[WORK REQUIRED]: Report the count of lines below in which the string "Daily" occurs; include nothing else.

[SOURCE MATERIAL]:
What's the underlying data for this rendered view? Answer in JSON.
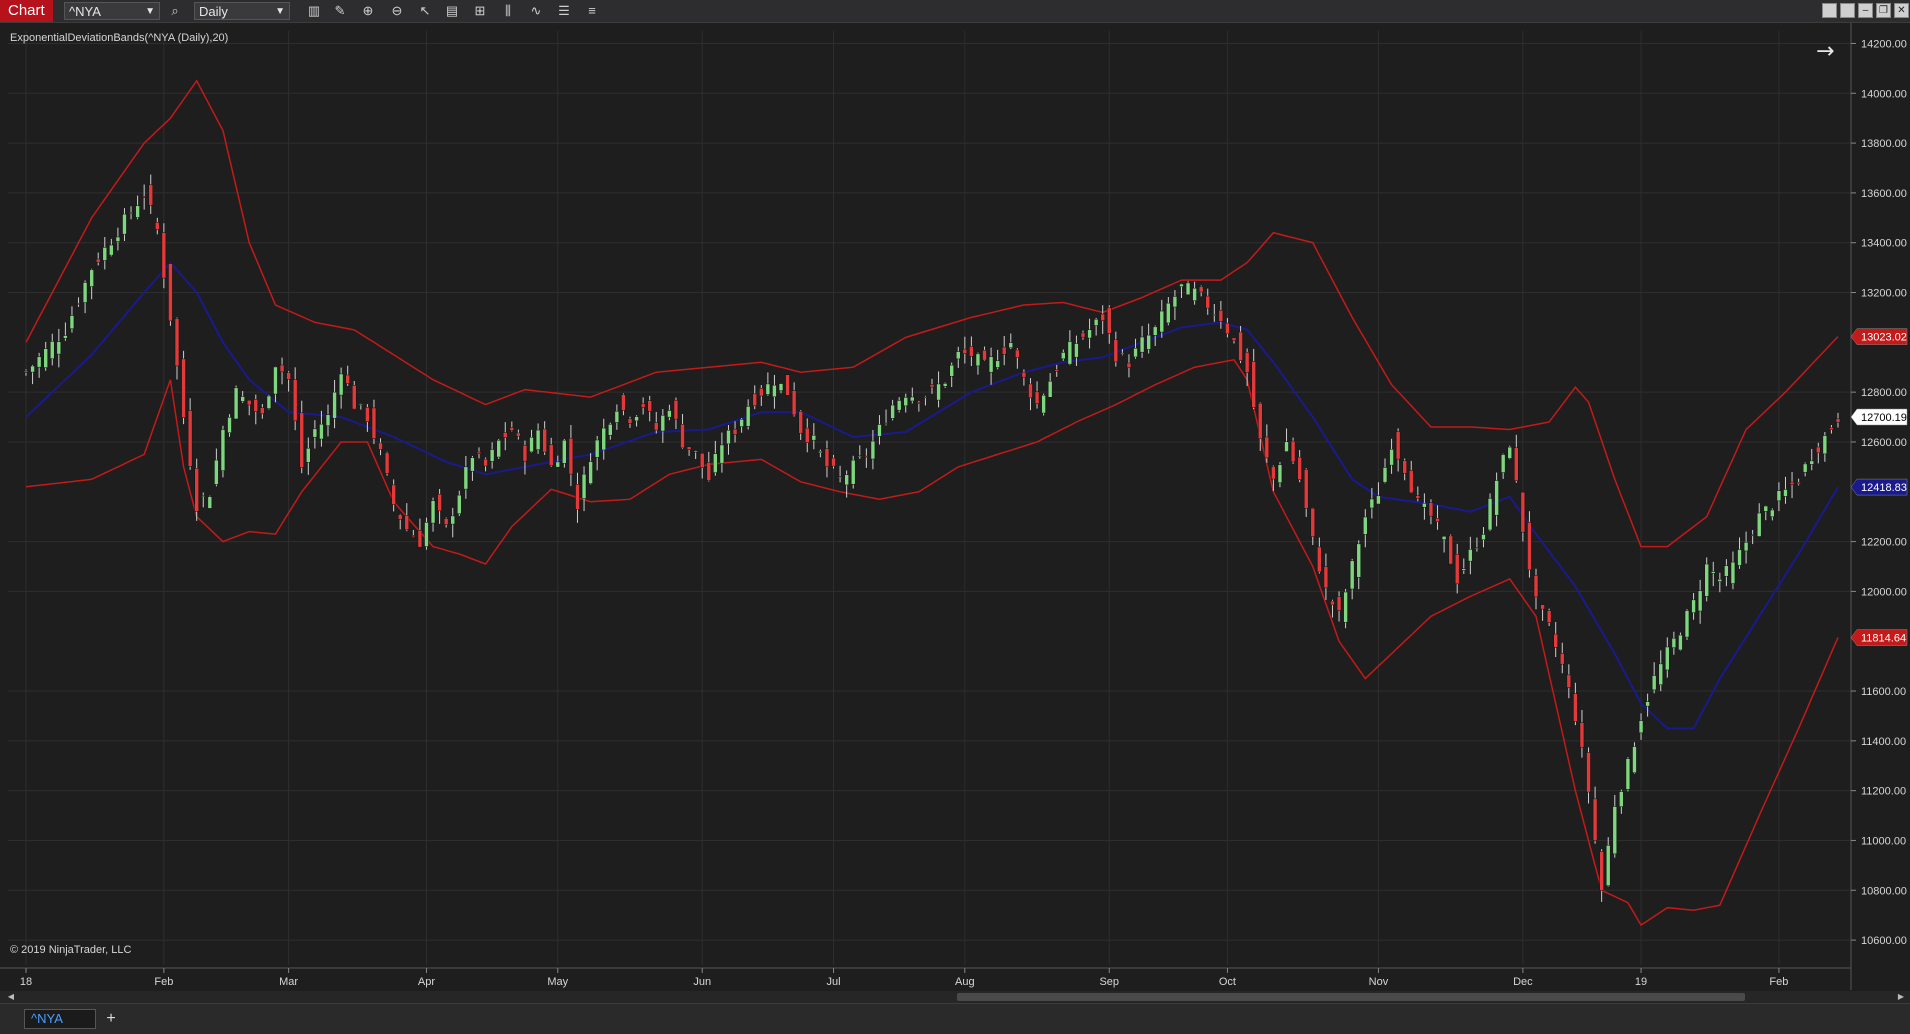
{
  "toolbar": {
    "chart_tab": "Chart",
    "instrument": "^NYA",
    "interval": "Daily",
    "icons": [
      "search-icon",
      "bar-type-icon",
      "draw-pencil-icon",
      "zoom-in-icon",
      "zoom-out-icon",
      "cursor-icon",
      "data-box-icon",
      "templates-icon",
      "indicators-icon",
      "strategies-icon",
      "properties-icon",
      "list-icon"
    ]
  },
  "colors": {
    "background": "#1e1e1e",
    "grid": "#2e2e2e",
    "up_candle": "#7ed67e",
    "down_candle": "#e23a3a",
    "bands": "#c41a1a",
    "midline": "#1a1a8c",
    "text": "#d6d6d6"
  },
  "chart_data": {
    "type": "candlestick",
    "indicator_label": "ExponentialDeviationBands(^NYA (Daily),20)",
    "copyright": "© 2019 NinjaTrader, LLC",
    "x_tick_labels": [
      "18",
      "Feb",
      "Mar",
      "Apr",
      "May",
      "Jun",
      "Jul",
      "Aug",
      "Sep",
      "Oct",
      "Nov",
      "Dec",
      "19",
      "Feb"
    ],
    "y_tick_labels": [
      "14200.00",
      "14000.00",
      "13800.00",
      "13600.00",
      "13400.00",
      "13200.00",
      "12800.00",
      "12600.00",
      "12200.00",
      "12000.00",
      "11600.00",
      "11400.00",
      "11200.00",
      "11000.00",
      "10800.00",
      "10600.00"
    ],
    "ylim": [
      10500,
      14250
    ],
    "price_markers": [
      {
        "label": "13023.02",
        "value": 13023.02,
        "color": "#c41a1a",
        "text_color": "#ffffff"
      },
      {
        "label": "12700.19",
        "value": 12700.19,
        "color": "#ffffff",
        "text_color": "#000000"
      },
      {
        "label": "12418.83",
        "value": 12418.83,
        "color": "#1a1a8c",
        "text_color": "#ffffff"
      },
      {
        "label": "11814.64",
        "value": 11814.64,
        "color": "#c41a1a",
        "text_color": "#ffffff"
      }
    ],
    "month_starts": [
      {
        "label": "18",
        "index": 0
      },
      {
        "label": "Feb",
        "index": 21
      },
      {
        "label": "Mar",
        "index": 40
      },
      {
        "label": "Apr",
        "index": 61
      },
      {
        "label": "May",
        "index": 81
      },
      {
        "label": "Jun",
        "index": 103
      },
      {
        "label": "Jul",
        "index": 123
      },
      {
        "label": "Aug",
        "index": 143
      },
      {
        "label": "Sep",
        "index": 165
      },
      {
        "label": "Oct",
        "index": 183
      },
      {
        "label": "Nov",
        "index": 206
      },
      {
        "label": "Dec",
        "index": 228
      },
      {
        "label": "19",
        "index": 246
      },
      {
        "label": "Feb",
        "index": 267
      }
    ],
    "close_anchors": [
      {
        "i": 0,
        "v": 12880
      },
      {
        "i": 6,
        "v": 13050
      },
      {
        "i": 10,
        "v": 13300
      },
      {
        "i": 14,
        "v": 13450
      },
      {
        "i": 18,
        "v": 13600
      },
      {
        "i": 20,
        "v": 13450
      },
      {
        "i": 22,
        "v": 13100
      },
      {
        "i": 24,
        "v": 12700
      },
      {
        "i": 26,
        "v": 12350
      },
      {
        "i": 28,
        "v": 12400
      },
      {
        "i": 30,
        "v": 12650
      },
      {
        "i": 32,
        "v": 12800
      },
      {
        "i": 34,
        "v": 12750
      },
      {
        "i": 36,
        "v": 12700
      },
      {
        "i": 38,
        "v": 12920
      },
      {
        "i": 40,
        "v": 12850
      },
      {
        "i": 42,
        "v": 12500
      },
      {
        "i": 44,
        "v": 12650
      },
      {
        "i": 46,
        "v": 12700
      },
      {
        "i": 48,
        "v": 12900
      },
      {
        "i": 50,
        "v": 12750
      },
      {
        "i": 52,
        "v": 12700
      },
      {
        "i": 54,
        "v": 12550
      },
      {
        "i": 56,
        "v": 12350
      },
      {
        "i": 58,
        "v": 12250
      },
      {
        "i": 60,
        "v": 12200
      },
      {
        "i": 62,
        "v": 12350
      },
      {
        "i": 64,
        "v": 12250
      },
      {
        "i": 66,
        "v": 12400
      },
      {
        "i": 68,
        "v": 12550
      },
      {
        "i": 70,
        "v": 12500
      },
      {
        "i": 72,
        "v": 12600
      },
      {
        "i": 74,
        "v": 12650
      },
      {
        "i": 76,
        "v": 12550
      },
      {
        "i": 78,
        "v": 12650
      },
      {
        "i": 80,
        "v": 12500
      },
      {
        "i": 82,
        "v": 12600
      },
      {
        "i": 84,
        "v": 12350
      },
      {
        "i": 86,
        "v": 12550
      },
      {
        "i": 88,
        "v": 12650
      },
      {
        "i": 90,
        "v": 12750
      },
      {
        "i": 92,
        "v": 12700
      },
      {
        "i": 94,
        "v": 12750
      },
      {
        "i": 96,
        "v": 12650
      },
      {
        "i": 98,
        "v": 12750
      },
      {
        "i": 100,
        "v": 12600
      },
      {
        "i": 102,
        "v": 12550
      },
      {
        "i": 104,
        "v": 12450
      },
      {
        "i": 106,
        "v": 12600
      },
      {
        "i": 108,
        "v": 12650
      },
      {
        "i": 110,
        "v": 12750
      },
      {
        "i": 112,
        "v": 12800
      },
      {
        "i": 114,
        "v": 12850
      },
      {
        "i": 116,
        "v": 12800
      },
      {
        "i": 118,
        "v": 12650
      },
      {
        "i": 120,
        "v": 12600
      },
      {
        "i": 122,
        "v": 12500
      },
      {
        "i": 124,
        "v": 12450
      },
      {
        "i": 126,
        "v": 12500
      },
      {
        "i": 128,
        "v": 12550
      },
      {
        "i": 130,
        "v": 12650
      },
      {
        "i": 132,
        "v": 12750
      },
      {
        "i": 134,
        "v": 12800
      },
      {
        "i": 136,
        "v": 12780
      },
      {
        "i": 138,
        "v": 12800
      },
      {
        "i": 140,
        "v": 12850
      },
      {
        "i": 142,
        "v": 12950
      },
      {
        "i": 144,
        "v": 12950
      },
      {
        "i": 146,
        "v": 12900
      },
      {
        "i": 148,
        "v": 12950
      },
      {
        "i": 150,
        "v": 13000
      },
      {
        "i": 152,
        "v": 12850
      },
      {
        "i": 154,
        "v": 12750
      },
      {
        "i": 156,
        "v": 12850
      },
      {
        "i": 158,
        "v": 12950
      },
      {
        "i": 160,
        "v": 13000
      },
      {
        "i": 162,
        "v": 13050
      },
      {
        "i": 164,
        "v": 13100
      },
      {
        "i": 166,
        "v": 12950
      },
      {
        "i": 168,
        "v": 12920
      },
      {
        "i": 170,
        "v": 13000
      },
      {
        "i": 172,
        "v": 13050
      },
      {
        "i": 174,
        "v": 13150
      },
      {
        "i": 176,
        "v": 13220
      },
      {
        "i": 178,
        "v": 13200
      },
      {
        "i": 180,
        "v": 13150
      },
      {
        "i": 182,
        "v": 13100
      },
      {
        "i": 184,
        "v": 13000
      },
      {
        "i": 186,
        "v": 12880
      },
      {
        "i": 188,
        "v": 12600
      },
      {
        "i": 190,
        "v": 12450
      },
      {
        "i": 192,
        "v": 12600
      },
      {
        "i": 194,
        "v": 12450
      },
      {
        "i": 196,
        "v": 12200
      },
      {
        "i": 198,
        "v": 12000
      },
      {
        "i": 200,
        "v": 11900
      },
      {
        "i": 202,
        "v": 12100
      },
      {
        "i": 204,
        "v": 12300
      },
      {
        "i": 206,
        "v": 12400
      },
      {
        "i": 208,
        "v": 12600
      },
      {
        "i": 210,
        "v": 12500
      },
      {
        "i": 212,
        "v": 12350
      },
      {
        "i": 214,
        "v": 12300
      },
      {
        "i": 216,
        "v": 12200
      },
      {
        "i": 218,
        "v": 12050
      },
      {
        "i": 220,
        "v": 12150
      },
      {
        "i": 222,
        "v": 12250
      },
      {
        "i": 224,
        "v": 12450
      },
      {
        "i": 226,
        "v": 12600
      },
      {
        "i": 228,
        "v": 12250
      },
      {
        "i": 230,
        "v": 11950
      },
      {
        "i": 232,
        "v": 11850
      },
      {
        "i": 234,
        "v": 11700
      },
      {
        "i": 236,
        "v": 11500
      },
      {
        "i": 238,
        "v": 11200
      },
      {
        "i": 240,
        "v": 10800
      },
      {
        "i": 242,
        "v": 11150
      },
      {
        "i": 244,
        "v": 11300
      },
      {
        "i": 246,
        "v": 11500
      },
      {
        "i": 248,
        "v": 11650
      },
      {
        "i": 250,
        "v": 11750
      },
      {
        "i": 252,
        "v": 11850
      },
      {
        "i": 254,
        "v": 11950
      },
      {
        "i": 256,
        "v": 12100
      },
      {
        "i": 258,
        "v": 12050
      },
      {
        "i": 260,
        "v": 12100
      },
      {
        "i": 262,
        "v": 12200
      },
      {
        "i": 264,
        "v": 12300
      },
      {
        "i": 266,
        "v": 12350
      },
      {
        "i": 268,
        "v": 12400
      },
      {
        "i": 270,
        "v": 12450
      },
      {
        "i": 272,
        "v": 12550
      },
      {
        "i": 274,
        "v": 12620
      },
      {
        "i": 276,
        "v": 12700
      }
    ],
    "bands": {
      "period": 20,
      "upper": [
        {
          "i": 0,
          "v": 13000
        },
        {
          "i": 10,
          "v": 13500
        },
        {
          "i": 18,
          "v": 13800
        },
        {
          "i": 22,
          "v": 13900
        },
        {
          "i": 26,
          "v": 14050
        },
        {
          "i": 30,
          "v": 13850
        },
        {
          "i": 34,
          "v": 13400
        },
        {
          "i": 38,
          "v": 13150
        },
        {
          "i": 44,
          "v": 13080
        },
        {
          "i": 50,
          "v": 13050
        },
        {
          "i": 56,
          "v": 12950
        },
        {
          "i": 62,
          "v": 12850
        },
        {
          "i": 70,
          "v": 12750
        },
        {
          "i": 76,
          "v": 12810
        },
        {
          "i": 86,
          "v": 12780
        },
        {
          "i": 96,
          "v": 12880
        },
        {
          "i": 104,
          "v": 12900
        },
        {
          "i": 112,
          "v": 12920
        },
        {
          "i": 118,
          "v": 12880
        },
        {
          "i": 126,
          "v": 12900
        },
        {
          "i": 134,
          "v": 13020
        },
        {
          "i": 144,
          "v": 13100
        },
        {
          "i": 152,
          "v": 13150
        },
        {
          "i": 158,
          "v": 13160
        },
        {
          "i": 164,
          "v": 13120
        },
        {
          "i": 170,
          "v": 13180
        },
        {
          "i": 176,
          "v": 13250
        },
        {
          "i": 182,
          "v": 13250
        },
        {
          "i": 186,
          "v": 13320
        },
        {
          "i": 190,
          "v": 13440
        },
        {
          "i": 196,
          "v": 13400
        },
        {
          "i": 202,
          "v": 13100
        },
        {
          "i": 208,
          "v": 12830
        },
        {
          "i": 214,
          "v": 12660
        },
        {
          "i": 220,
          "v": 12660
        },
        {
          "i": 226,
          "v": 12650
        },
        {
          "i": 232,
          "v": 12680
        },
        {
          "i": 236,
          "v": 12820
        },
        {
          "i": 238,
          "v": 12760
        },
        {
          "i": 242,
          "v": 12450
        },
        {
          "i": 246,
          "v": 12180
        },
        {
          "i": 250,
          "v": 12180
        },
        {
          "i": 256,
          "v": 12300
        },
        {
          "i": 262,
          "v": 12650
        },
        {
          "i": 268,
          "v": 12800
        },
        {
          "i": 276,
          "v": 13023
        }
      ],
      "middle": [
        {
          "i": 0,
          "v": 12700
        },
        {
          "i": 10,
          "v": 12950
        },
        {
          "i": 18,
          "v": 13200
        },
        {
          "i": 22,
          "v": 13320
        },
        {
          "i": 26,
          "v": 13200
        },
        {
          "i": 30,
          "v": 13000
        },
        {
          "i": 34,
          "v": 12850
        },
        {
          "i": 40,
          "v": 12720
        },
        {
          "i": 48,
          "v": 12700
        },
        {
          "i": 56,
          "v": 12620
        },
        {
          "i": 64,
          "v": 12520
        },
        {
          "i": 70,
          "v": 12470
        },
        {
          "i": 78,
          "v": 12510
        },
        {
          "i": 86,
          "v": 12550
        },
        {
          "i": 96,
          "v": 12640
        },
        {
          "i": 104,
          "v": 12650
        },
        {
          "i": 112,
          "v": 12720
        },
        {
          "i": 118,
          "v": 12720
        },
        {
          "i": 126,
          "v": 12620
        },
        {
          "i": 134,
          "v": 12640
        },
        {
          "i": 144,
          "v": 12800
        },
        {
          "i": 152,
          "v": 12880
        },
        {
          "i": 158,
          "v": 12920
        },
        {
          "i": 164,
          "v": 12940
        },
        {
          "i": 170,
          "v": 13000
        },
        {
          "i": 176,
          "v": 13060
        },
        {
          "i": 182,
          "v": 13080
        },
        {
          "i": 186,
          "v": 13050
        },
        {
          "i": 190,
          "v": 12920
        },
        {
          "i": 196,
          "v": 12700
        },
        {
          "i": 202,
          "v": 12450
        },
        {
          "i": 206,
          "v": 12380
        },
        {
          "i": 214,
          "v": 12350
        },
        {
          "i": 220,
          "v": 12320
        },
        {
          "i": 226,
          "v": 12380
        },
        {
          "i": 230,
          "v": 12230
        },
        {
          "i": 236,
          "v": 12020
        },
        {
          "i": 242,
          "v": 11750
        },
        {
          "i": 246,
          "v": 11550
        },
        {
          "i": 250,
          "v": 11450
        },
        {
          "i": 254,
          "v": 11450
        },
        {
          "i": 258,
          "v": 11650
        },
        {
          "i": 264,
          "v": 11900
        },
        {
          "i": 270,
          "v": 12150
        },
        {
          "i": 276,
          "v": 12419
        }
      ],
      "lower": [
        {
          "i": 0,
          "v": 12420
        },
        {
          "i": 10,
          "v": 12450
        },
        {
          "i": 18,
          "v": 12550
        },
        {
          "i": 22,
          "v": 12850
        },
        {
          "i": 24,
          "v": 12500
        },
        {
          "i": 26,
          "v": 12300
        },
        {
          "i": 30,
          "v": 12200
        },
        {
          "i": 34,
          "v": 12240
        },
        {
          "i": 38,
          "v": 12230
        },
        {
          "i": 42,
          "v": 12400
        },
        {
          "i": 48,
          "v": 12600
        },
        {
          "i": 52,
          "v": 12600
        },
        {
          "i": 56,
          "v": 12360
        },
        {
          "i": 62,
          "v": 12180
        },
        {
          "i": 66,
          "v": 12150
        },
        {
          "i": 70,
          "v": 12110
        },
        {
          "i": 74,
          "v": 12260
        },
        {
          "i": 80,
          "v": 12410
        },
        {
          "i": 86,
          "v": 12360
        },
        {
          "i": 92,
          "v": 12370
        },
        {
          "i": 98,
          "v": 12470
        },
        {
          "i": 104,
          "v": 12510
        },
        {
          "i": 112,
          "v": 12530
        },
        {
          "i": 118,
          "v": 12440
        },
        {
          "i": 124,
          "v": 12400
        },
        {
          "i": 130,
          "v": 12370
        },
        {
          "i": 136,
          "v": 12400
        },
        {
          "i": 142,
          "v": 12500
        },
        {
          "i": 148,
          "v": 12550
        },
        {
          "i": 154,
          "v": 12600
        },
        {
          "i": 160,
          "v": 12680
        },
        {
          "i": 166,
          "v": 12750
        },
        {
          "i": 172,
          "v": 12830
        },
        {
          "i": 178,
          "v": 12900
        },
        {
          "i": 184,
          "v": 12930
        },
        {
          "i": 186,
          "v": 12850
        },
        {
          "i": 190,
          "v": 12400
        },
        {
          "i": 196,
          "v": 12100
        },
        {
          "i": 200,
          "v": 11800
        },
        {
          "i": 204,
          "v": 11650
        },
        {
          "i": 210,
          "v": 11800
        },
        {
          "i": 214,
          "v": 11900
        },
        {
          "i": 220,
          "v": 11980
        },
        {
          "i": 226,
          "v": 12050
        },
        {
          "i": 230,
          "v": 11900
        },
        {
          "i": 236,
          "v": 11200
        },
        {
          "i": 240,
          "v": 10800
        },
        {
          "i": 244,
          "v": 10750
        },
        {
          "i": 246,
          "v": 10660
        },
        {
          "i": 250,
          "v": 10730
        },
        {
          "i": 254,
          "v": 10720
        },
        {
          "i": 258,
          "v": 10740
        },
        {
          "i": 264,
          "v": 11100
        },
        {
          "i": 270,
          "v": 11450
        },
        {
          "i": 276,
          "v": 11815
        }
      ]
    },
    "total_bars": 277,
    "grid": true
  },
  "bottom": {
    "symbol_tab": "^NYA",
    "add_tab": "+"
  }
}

[EXERCISE RESULT]: 2